**What to produce**
Gather the lines that hold the string "olumlu".

**Extracted material**

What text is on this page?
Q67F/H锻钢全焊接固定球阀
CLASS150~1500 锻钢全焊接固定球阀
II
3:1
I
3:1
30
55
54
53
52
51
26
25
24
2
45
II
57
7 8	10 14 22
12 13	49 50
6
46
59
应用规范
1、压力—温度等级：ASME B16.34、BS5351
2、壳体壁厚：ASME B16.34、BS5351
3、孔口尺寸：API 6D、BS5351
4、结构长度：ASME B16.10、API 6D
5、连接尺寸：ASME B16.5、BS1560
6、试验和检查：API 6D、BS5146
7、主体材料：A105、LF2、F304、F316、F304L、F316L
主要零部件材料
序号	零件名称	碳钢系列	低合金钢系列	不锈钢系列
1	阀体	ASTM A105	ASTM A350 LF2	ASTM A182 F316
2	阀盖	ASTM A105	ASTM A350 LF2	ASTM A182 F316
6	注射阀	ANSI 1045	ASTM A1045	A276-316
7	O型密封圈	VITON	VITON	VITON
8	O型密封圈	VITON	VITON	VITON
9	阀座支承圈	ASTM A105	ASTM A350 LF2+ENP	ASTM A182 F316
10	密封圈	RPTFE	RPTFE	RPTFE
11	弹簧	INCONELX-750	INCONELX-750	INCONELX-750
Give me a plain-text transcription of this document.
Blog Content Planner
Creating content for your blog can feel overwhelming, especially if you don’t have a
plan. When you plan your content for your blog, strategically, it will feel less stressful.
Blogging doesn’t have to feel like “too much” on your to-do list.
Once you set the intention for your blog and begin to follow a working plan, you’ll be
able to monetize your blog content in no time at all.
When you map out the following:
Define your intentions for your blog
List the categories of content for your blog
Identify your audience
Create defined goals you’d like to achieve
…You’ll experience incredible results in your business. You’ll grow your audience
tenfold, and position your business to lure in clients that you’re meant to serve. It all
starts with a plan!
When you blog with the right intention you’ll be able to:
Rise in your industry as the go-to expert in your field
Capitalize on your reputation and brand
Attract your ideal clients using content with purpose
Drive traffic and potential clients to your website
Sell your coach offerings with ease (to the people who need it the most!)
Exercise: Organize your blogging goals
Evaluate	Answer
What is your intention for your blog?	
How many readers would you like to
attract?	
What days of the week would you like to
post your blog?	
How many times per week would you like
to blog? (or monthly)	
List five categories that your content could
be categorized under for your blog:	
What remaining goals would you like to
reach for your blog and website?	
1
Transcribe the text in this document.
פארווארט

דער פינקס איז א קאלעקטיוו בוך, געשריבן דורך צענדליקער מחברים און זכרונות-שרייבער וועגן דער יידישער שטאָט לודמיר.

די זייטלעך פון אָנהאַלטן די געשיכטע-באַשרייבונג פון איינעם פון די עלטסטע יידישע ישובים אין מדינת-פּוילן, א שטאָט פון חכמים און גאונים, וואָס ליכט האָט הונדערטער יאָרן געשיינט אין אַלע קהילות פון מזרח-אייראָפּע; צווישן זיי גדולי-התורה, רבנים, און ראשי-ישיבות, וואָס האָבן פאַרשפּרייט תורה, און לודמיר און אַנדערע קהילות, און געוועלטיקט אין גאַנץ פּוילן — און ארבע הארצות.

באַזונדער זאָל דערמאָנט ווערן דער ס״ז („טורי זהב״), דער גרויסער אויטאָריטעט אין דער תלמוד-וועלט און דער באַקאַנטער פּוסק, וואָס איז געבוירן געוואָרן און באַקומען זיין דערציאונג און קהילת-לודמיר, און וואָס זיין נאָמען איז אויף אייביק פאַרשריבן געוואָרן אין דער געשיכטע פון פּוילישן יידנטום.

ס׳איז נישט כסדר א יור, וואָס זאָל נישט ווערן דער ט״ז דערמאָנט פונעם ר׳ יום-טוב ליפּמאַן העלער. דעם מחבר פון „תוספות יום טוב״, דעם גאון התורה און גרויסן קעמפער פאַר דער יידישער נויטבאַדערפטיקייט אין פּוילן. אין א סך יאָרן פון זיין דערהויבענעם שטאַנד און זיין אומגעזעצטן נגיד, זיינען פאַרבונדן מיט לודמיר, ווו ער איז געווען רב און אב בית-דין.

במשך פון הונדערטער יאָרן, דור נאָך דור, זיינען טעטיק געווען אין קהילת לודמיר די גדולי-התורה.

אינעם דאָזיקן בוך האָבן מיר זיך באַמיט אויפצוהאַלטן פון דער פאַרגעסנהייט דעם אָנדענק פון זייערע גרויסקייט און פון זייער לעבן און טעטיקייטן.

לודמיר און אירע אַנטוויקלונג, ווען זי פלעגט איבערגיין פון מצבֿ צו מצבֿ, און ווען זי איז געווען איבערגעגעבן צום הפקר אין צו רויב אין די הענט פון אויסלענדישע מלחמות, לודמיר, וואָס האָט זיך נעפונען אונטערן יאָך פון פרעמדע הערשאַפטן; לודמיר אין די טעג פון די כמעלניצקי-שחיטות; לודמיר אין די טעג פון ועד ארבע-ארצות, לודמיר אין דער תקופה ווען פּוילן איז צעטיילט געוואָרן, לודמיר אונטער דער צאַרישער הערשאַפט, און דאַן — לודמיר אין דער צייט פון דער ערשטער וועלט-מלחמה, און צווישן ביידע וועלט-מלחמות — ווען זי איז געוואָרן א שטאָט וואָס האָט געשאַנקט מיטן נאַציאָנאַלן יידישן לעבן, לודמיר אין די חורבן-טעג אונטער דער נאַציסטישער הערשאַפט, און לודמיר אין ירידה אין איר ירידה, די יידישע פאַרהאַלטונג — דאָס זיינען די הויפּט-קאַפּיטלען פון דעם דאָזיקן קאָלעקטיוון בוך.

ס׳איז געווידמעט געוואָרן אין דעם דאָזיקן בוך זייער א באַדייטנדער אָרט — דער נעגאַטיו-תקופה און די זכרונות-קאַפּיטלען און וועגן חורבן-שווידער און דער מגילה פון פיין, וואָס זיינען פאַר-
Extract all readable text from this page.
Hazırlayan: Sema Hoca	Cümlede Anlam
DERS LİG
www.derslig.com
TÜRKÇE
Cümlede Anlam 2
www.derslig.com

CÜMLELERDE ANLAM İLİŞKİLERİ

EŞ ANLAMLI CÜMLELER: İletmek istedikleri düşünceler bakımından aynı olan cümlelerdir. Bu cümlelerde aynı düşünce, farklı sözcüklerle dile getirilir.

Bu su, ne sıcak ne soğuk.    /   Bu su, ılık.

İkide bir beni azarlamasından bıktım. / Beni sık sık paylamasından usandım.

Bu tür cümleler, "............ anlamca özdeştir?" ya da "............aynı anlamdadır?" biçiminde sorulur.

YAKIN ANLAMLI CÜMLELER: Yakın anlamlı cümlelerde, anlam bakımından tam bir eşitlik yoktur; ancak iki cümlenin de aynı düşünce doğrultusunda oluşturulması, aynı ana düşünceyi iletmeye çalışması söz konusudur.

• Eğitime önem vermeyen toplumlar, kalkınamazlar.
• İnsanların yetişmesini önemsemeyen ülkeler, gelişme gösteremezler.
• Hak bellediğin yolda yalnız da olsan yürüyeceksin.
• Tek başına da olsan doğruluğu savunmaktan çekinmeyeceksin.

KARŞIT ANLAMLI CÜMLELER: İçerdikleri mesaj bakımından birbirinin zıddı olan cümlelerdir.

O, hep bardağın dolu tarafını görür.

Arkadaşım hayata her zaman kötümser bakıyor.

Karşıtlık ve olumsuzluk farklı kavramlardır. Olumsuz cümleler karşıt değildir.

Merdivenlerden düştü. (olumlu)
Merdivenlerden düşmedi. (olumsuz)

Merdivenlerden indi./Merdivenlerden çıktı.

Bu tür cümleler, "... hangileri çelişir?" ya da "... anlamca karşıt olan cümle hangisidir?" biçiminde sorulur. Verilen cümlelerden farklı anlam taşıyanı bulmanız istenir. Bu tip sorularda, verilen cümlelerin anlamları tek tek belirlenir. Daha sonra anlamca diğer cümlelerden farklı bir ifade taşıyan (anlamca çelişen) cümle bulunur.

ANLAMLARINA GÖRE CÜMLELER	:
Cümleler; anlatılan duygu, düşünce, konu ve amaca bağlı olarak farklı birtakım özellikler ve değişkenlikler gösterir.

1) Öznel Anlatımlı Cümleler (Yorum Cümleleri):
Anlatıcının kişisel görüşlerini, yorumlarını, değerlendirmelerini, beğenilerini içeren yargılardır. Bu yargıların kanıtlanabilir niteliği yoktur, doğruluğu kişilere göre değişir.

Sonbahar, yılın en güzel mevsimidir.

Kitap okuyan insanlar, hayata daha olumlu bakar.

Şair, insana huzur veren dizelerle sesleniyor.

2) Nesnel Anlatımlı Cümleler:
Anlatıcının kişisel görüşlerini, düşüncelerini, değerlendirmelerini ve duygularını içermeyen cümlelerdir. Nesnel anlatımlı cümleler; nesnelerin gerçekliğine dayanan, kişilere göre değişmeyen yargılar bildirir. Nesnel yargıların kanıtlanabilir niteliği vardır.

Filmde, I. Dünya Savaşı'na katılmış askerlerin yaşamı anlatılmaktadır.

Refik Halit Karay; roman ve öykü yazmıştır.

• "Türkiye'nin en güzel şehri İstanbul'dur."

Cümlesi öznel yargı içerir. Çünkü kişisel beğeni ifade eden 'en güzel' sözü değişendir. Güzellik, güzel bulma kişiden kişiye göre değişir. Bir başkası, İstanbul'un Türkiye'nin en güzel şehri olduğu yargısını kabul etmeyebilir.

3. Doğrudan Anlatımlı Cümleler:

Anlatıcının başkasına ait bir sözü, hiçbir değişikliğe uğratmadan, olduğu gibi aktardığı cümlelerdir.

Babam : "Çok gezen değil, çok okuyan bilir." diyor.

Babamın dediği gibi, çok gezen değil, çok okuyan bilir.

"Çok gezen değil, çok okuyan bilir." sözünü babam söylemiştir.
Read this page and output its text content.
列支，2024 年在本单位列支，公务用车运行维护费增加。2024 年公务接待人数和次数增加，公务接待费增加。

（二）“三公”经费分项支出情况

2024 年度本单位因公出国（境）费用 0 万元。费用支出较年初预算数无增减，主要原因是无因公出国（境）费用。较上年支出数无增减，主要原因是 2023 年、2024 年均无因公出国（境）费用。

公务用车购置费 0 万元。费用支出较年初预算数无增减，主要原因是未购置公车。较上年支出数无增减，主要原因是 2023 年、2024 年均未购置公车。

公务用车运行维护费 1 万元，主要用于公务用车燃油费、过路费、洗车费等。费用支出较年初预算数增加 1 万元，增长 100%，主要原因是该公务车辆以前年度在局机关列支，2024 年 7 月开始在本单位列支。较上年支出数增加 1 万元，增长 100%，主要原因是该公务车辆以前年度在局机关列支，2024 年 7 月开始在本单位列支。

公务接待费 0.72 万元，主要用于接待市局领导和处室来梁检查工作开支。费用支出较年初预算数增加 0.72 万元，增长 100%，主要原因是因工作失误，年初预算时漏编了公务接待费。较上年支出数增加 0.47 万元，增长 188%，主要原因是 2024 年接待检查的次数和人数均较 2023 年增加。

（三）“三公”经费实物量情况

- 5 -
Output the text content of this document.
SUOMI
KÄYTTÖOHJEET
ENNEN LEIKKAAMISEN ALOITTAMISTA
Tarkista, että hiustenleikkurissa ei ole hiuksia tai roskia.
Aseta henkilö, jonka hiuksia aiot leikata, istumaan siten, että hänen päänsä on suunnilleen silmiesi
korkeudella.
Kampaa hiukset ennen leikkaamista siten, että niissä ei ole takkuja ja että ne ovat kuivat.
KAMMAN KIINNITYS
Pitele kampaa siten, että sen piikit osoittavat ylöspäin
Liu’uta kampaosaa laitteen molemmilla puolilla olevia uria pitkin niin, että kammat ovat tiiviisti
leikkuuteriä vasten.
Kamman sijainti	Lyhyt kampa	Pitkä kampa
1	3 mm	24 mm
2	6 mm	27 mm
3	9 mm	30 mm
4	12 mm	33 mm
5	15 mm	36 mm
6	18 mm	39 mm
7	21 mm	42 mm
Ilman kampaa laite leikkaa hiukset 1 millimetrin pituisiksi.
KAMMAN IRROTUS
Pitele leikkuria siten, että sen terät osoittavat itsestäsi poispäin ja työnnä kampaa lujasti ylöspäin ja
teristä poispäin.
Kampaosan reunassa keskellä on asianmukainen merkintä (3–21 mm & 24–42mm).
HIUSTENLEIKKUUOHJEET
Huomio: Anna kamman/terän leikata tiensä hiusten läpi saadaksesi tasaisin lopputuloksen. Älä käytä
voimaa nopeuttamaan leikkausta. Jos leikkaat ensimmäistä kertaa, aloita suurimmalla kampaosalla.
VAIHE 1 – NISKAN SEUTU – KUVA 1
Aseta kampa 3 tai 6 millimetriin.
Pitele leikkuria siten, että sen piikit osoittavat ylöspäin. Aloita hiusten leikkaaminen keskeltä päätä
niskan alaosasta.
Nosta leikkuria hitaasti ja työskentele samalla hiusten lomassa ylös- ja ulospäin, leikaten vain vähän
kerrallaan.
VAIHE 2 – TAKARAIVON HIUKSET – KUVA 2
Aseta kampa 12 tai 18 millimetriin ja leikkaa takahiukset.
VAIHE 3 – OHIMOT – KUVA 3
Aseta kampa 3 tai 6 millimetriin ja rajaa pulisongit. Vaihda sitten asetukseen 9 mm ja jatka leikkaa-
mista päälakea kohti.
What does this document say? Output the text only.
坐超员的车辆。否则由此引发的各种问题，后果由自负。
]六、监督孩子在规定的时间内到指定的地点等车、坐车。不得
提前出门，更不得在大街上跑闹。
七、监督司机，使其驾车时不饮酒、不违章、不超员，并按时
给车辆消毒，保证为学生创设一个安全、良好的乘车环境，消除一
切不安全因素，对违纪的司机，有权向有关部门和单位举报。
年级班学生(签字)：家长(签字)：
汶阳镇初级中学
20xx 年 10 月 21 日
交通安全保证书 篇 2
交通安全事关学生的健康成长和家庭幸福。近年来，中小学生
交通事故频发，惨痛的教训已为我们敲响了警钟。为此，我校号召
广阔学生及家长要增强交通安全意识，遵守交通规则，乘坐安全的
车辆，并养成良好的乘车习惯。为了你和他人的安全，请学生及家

**Answer in full**
Merdivenlerden düştü. (olumlu)
Kitap okuyan insanlar, hayata daha olumlu bakar.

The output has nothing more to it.